--- Quoted passage Enclosed Below ---
The word popped up on Chinese social media on April 23rd after some Shanghai netizens posted photos of fences being set up around their community building to keep residents from walking out.

“New word: hard isolation. Shanghai is rotten to the core,” one commenter wrote.

The word soon turned into a hashtag page where people started commenting on the issue of fences being placed around residential buildings, voicing concerns on what a fence around buildings would mean for fire safety, especially after online rumors suggested that there had been a fire at one community in Pudong on Saturday night.

An official document regarding the ‘hard isolation’ measure was also shared online on Saturday. It is dated April 23, 2022, and its source is the Pudong New Area Office for Epidemic Control.

The document states that in line with the guidelines for the city’s epidemic prevention and control, the division between areas or zones that are in certain risk categories should be ‘optimized,’ with those in the high-risk category requiring a ‘hard isolation.’ Security guards should also be on duty 24 hours a day at the entrance of the buildings.

Earlier this month, Shanghai adopted “3-level control measures” after its initial phased lockdown. It means that local areas will be classified as “locked-down,” “controlled” or “precautionary,” based on their Covid19 risk.
--- End of Enclosed Quoted passage ---
--- Information supplied Enclosed Below ---
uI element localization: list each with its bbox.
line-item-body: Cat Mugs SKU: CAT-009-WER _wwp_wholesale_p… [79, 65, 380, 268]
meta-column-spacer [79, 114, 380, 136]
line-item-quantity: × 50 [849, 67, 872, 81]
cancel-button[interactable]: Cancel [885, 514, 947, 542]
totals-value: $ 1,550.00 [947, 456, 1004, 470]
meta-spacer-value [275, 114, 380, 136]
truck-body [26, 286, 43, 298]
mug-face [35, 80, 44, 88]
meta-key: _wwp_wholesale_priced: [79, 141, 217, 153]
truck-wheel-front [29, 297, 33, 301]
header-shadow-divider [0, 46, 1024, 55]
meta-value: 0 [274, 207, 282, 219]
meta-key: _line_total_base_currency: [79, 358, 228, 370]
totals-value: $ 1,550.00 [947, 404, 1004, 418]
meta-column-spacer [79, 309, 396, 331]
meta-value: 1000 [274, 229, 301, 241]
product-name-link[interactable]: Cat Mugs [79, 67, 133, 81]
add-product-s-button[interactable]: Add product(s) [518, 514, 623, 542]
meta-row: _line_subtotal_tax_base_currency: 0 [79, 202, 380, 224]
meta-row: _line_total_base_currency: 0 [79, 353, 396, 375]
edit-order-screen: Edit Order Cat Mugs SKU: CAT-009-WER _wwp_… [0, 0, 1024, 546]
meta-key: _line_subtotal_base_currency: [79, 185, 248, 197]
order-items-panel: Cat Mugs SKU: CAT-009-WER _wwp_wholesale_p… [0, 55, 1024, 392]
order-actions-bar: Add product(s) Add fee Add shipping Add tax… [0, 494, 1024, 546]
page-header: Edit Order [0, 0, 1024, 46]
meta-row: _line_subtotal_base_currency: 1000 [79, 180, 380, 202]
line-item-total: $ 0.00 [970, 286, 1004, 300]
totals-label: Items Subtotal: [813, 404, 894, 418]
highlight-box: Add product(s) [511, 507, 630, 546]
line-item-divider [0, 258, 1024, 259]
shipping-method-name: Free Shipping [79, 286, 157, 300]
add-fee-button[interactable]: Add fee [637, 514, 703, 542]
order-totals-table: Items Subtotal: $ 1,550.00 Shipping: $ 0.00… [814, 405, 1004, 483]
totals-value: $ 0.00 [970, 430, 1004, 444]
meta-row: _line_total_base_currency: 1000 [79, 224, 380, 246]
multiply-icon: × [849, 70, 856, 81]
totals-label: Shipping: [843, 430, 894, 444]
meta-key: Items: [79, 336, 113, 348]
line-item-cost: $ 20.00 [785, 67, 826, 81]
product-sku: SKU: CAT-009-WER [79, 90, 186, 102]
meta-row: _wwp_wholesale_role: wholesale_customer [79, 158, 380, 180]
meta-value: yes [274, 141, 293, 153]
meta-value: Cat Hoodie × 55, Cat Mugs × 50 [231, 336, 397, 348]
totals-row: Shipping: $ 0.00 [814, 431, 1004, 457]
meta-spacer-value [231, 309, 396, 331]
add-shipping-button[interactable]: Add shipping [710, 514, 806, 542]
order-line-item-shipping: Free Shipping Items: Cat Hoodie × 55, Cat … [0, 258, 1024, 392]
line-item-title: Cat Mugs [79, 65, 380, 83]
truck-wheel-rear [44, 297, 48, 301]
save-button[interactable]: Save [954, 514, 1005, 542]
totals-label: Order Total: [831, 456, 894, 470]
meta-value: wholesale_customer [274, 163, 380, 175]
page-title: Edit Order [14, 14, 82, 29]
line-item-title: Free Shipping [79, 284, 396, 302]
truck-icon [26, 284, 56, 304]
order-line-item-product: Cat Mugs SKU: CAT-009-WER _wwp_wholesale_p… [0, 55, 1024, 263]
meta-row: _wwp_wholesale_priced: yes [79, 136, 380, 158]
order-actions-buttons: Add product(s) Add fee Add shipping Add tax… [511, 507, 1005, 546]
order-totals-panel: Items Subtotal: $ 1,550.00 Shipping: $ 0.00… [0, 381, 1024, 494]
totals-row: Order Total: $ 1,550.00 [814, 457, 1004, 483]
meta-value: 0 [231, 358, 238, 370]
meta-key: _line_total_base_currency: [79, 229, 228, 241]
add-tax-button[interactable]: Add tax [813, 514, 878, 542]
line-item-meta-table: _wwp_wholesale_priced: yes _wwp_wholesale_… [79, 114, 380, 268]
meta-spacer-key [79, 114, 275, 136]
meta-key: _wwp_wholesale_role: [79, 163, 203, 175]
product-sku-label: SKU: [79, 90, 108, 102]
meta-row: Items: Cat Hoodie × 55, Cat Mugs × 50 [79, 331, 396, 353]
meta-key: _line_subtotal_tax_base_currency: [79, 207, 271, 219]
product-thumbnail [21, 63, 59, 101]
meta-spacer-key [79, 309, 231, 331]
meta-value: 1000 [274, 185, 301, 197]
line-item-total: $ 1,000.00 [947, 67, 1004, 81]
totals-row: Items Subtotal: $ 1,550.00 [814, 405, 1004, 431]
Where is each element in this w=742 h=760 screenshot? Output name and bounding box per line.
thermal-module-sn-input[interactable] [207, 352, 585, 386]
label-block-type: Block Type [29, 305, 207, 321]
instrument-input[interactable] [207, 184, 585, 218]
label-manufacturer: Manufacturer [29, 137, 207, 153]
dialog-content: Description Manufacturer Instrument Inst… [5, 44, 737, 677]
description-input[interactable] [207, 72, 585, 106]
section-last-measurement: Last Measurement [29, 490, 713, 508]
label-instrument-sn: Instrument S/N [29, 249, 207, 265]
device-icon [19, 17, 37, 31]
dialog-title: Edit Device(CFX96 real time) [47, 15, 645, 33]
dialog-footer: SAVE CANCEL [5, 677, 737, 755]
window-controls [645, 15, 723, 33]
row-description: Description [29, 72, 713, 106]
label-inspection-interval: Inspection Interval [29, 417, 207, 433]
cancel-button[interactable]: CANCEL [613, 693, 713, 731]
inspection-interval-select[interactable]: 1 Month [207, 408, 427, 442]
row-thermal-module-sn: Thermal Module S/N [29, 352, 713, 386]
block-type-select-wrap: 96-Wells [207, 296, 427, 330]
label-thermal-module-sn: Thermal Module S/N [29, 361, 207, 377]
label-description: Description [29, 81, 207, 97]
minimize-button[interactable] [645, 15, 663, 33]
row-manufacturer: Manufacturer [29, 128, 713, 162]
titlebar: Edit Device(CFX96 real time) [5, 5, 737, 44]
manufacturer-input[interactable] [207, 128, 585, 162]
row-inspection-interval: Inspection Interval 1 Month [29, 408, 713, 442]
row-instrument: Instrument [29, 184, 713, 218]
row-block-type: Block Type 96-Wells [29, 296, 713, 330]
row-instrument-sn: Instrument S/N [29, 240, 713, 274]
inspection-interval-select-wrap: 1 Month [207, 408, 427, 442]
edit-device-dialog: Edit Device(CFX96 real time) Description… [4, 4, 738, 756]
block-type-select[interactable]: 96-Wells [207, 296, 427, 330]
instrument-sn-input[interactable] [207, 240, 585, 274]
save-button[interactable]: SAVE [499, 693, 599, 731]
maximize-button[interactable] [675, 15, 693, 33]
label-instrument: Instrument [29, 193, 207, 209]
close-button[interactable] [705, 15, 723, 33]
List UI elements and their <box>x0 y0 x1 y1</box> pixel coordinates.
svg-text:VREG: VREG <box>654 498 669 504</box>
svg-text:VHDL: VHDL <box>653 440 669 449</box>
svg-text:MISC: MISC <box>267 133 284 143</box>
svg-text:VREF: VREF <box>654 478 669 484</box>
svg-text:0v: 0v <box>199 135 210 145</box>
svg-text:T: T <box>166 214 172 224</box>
--- End of Enclosed Information supplied ---
- _Required work_: In the passage about Shanghai's "hard isolation" fences, what is given as the source of the official document dated April 23, 2022? The items have nothing to do with what comes next.

- _Result below_: The Pudong New Area Office for Epidemic Control.